Set exercise: Could you reproduce the material below line for line, without changing a single character?

Source records:
**********
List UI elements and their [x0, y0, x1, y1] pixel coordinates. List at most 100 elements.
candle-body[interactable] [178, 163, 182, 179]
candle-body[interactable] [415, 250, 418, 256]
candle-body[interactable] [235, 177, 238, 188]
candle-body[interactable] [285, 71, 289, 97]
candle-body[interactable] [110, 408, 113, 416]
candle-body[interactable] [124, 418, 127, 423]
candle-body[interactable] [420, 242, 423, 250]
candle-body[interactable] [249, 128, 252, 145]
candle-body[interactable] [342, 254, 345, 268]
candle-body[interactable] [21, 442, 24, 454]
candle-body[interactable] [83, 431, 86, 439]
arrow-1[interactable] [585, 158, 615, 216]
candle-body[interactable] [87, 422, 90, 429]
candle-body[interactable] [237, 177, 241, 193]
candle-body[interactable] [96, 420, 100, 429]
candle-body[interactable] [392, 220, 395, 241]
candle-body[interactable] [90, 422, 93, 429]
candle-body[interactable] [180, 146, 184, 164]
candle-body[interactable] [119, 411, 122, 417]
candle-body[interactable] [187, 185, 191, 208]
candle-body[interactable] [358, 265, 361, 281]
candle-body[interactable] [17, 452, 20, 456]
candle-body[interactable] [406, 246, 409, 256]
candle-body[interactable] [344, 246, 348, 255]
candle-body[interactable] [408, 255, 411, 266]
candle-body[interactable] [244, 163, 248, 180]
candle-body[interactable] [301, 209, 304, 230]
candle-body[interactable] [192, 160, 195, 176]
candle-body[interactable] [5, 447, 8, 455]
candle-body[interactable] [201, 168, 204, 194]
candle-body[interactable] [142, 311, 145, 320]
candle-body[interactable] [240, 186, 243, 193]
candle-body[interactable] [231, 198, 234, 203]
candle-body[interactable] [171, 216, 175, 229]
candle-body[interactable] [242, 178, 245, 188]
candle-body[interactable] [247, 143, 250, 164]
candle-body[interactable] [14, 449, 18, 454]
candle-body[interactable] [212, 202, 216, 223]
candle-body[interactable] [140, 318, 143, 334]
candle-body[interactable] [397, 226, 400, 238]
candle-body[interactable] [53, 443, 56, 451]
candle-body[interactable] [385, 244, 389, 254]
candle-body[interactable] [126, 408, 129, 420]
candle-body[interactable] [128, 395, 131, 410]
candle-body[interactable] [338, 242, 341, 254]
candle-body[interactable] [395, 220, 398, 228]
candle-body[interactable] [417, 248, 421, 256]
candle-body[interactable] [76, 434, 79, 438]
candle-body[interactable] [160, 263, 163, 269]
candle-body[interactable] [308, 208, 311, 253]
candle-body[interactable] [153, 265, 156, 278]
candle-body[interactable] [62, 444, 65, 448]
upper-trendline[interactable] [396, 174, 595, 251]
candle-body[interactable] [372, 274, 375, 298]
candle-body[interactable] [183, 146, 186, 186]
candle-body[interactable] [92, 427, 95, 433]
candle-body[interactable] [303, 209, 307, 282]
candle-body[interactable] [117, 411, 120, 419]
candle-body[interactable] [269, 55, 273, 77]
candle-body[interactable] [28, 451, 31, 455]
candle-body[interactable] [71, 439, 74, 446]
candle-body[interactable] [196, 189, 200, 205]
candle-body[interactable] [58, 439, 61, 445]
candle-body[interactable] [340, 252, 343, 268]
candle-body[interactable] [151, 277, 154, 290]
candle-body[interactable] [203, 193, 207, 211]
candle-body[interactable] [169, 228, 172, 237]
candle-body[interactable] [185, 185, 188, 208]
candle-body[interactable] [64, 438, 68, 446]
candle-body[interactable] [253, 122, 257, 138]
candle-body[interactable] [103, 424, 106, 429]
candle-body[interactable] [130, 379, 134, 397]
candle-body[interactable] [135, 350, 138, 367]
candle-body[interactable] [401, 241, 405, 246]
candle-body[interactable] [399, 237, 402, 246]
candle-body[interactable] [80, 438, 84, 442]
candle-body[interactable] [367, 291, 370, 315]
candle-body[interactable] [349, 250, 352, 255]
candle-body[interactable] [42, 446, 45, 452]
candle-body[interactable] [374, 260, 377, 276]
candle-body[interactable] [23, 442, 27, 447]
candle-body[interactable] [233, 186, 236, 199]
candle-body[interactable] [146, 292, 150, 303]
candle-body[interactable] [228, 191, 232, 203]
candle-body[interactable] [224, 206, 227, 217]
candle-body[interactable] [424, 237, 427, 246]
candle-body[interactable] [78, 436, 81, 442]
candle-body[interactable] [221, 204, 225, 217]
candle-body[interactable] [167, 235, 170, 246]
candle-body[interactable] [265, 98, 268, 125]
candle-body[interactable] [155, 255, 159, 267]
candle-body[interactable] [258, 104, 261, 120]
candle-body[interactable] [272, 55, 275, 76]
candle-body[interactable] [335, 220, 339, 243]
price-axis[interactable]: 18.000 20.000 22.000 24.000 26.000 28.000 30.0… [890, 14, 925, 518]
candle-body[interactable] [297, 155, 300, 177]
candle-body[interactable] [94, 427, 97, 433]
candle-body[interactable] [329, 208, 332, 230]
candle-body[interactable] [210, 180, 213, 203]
**********
Written solution:
List UI elements and their [x0, y0, x1, y1] pixel coordinates. List at most 100 elements.
candle-body[interactable] [178, 163, 182, 179]
candle-body[interactable] [415, 250, 418, 256]
candle-body[interactable] [235, 177, 238, 188]
candle-body[interactable] [285, 71, 289, 97]
candle-body[interactable] [110, 408, 113, 416]
candle-body[interactable] [124, 418, 127, 423]
candle-body[interactable] [420, 242, 423, 250]
candle-body[interactable] [249, 128, 252, 145]
candle-body[interactable] [342, 254, 345, 268]
candle-body[interactable] [21, 442, 24, 454]
candle-body[interactable] [83, 431, 86, 439]
arrow-1[interactable] [585, 158, 615, 216]
candle-body[interactable] [87, 422, 90, 429]
candle-body[interactable] [237, 177, 241, 193]
candle-body[interactable] [96, 420, 100, 429]
candle-body[interactable] [392, 220, 395, 241]
candle-body[interactable] [90, 422, 93, 429]
candle-body[interactable] [180, 146, 184, 164]
candle-body[interactable] [119, 411, 122, 417]
candle-body[interactable] [187, 185, 191, 208]
candle-body[interactable] [358, 265, 361, 281]
candle-body[interactable] [17, 452, 20, 456]
candle-body[interactable] [406, 246, 409, 256]
candle-body[interactable] [344, 246, 348, 255]
candle-body[interactable] [408, 255, 411, 266]
candle-body[interactable] [244, 163, 248, 180]
candle-body[interactable] [301, 209, 304, 230]
candle-body[interactable] [192, 160, 195, 176]
candle-body[interactable] [5, 447, 8, 455]
candle-body[interactable] [201, 168, 204, 194]
candle-body[interactable] [142, 311, 145, 320]
candle-body[interactable] [240, 186, 243, 193]
candle-body[interactable] [231, 198, 234, 203]
candle-body[interactable] [171, 216, 175, 229]
candle-body[interactable] [242, 178, 245, 188]
candle-body[interactable] [247, 143, 250, 164]
candle-body[interactable] [14, 449, 18, 454]
candle-body[interactable] [212, 202, 216, 223]
candle-body[interactable] [140, 318, 143, 334]
candle-body[interactable] [397, 226, 400, 238]
candle-body[interactable] [53, 443, 56, 451]
candle-body[interactable] [385, 244, 389, 254]
candle-body[interactable] [126, 408, 129, 420]
candle-body[interactable] [128, 395, 131, 410]
candle-body[interactable] [338, 242, 341, 254]
candle-body[interactable] [395, 220, 398, 228]
candle-body[interactable] [417, 248, 421, 256]
candle-body[interactable] [76, 434, 79, 438]
candle-body[interactable] [160, 263, 163, 269]
candle-body[interactable] [308, 208, 311, 253]
candle-body[interactable] [153, 265, 156, 278]
candle-body[interactable] [62, 444, 65, 448]
upper-trendline[interactable] [396, 174, 595, 251]
candle-body[interactable] [372, 274, 375, 298]
candle-body[interactable] [183, 146, 186, 186]
candle-body[interactable] [92, 427, 95, 433]
candle-body[interactable] [303, 209, 307, 282]
candle-body[interactable] [117, 411, 120, 419]
candle-body[interactable] [269, 55, 273, 77]
candle-body[interactable] [28, 451, 31, 455]
candle-body[interactable] [71, 439, 74, 446]
candle-body[interactable] [196, 189, 200, 205]
candle-body[interactable] [58, 439, 61, 445]
candle-body[interactable] [340, 252, 343, 268]
candle-body[interactable] [151, 277, 154, 290]
candle-body[interactable] [203, 193, 207, 211]
candle-body[interactable] [169, 228, 172, 237]
candle-body[interactable] [185, 185, 188, 208]
candle-body[interactable] [64, 438, 68, 446]
candle-body[interactable] [253, 122, 257, 138]
candle-body[interactable] [103, 424, 106, 429]
candle-body[interactable] [130, 379, 134, 397]
candle-body[interactable] [135, 350, 138, 367]
candle-body[interactable] [401, 241, 405, 246]
candle-body[interactable] [399, 237, 402, 246]
candle-body[interactable] [80, 438, 84, 442]
candle-body[interactable] [367, 291, 370, 315]
candle-body[interactable] [349, 250, 352, 255]
candle-body[interactable] [42, 446, 45, 452]
candle-body[interactable] [374, 260, 377, 276]
candle-body[interactable] [23, 442, 27, 447]
candle-body[interactable] [233, 186, 236, 199]
candle-body[interactable] [146, 292, 150, 303]
candle-body[interactable] [228, 191, 232, 203]
candle-body[interactable] [224, 206, 227, 217]
candle-body[interactable] [424, 237, 427, 246]
candle-body[interactable] [78, 436, 81, 442]
candle-body[interactable] [221, 204, 225, 217]
candle-body[interactable] [167, 235, 170, 246]
candle-body[interactable] [265, 98, 268, 125]
candle-body[interactable] [155, 255, 159, 267]
candle-body[interactable] [258, 104, 261, 120]
candle-body[interactable] [272, 55, 275, 76]
candle-body[interactable] [335, 220, 339, 243]
price-axis[interactable]: 18.000 20.000 22.000 24.000 26.000 28.000 30.0… [890, 14, 925, 518]
candle-body[interactable] [297, 155, 300, 177]
candle-body[interactable] [94, 427, 97, 433]
candle-body[interactable] [329, 208, 332, 230]
candle-body[interactable] [210, 180, 213, 203]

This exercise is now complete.